> CHALLENGE
Check each line of the records below and collect those holding "Vitamin".

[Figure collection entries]
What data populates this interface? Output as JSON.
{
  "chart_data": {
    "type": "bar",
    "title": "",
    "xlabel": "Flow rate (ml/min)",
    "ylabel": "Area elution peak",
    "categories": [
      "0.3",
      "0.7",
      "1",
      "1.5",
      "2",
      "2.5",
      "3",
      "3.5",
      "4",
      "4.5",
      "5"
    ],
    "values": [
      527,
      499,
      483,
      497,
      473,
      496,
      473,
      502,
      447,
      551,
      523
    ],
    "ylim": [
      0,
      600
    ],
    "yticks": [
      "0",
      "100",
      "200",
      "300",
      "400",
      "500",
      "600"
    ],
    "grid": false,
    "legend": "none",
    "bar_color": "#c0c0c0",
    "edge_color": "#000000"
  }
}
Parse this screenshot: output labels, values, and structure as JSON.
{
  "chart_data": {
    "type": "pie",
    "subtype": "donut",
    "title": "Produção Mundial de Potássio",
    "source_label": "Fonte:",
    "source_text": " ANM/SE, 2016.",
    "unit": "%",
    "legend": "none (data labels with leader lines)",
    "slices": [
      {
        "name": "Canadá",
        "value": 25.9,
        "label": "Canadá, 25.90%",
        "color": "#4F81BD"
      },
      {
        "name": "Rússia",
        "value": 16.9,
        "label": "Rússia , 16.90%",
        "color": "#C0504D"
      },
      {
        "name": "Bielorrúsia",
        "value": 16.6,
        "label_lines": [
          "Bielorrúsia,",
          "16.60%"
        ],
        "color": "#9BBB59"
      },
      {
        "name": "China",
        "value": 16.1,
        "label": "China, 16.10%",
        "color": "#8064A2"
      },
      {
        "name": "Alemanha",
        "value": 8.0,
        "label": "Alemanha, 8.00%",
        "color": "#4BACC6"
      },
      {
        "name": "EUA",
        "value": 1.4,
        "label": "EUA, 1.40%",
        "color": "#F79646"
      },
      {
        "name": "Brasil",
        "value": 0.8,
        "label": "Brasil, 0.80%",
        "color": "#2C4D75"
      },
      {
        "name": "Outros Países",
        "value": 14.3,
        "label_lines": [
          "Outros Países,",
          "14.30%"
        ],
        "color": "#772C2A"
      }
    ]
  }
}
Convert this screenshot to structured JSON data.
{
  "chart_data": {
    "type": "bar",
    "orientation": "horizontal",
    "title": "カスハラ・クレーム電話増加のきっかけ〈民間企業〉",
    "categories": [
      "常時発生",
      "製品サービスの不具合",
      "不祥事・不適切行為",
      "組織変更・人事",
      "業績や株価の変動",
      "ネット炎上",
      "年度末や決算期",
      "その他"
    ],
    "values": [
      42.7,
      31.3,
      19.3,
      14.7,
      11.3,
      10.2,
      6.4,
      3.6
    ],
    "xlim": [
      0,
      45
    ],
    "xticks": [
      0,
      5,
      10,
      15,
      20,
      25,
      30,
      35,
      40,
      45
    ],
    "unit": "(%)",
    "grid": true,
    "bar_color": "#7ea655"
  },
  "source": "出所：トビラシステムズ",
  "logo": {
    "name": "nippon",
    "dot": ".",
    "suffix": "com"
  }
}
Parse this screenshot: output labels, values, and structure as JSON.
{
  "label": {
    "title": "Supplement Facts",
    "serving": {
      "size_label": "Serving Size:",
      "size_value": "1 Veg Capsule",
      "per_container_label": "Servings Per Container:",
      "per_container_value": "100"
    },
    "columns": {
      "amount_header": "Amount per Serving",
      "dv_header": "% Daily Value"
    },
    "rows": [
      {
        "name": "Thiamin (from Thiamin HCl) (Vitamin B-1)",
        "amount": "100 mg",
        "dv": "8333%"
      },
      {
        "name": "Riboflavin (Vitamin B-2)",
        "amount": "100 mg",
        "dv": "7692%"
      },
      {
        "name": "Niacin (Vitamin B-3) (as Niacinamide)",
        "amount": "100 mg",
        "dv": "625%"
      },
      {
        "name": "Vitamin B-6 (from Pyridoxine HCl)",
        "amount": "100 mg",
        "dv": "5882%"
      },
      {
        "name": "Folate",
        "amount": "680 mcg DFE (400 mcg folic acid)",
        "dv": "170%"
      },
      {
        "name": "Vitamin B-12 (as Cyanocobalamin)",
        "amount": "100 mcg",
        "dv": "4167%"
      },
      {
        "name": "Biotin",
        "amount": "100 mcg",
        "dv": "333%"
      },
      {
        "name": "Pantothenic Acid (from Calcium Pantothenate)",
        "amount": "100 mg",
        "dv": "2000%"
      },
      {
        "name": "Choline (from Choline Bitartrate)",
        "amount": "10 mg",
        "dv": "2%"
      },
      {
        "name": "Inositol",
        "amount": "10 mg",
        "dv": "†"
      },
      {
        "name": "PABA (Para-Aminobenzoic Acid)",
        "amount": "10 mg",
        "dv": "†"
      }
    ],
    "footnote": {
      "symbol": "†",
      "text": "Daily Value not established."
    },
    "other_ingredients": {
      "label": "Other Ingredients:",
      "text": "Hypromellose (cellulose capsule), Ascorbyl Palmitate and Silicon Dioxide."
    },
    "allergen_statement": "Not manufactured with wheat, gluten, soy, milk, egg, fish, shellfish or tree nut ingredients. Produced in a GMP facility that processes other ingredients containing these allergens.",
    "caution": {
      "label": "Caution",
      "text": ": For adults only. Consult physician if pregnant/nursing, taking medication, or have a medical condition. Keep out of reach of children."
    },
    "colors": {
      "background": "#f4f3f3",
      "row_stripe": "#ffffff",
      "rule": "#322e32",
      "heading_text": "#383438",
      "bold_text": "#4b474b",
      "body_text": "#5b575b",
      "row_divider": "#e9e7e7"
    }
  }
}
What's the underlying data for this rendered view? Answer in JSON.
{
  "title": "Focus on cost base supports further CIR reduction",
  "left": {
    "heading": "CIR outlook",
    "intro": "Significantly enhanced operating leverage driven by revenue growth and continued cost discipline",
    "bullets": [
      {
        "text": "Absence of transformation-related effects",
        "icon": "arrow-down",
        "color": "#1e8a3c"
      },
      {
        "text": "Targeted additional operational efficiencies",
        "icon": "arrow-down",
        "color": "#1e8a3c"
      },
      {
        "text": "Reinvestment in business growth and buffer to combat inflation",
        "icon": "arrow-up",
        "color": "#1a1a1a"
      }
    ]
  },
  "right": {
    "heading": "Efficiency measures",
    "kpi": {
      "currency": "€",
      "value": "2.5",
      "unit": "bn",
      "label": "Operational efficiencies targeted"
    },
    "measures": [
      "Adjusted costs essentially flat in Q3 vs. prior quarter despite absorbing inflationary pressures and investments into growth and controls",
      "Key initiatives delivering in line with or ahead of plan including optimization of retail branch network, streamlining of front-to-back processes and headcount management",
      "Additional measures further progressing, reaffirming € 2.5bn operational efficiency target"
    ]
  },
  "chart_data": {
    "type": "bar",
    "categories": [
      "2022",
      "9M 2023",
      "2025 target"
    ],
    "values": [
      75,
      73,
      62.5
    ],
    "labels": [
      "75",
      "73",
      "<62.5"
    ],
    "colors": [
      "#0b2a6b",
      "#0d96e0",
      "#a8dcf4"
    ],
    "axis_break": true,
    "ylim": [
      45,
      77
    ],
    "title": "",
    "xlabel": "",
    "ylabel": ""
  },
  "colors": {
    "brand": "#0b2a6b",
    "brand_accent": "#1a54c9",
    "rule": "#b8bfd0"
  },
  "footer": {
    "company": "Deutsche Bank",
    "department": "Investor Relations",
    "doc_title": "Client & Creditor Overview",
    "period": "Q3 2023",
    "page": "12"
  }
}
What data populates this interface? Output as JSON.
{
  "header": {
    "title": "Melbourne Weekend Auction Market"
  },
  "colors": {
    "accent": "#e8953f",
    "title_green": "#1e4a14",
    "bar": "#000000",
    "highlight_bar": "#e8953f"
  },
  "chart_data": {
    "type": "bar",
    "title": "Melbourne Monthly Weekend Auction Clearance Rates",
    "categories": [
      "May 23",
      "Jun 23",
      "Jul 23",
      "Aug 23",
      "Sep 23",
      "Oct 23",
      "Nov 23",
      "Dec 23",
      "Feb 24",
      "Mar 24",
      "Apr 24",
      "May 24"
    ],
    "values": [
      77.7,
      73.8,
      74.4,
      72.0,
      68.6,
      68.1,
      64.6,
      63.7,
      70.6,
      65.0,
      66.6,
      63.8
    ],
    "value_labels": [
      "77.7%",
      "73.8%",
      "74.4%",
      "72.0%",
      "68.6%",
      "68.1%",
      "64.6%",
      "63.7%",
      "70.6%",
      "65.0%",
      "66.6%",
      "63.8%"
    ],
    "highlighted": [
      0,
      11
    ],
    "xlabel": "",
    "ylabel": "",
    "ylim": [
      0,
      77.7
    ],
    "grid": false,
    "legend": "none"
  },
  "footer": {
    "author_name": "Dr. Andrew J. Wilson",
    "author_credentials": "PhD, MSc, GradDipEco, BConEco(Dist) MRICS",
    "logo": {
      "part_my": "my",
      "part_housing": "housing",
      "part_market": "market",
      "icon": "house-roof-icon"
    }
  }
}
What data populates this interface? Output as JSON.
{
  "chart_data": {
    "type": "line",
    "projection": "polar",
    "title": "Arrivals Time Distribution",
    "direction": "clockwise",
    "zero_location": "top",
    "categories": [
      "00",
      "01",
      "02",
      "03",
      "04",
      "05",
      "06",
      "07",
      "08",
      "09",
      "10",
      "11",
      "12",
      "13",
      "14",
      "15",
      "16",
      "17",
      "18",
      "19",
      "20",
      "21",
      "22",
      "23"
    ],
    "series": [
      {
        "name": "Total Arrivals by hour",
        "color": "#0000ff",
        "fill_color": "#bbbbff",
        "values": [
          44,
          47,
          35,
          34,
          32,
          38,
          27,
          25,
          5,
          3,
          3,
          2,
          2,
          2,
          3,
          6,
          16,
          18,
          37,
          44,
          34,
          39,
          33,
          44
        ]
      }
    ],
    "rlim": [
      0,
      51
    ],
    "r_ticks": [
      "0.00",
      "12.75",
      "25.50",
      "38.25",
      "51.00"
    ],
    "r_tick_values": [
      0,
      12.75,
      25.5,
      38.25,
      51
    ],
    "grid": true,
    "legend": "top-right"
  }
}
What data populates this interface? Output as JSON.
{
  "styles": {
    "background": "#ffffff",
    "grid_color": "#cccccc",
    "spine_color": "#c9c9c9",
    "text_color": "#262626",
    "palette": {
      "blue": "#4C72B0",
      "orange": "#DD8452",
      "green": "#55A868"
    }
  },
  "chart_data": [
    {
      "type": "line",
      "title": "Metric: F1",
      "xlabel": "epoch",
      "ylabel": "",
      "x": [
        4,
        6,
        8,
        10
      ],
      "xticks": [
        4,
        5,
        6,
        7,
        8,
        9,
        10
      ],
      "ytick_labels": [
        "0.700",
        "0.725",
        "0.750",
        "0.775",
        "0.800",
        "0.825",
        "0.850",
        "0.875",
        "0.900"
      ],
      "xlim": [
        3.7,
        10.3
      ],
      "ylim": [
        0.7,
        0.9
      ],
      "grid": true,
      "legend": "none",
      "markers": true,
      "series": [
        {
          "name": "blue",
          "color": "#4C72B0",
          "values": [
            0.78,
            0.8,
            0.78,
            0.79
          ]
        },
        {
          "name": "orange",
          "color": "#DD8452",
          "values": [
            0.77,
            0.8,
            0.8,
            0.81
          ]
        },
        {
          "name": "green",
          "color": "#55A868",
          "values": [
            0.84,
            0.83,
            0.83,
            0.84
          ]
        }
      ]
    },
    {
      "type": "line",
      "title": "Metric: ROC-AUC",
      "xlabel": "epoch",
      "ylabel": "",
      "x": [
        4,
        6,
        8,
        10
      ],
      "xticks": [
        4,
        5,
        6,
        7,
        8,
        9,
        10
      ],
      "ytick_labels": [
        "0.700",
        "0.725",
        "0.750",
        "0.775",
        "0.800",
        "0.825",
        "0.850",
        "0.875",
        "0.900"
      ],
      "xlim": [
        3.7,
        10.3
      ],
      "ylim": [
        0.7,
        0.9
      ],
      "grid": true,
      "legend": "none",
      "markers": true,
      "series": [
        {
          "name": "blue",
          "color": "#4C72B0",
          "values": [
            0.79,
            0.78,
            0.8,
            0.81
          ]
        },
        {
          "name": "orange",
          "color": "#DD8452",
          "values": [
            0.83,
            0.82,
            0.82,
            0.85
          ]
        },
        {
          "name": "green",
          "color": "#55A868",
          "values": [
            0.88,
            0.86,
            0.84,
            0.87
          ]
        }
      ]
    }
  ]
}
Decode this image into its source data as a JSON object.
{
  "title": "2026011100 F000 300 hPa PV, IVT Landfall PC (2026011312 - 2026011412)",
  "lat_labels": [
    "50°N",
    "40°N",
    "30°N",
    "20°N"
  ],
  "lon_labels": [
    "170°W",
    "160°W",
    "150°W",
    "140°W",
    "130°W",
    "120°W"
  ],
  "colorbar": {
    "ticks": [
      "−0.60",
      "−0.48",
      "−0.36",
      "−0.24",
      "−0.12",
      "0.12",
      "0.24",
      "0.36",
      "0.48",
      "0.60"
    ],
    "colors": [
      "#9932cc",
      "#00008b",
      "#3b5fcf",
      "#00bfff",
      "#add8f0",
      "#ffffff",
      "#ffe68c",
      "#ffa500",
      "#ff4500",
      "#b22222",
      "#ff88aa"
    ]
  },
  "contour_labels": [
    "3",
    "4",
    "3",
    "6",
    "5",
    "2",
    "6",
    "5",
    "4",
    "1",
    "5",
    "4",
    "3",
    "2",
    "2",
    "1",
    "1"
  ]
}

> SOLVED PROBLEM
        "name": "Thiamin (from Thiamin HCl) (Vitamin B-1)",
        "name": "Riboflavin (Vitamin B-2)",
        "name": "Niacin (Vitamin B-3) (as Niacinamide)",
        "name": "Vitamin B-6 (from Pyridoxine HCl)",
        "name": "Vitamin B-12 (as Cyanocobalamin)",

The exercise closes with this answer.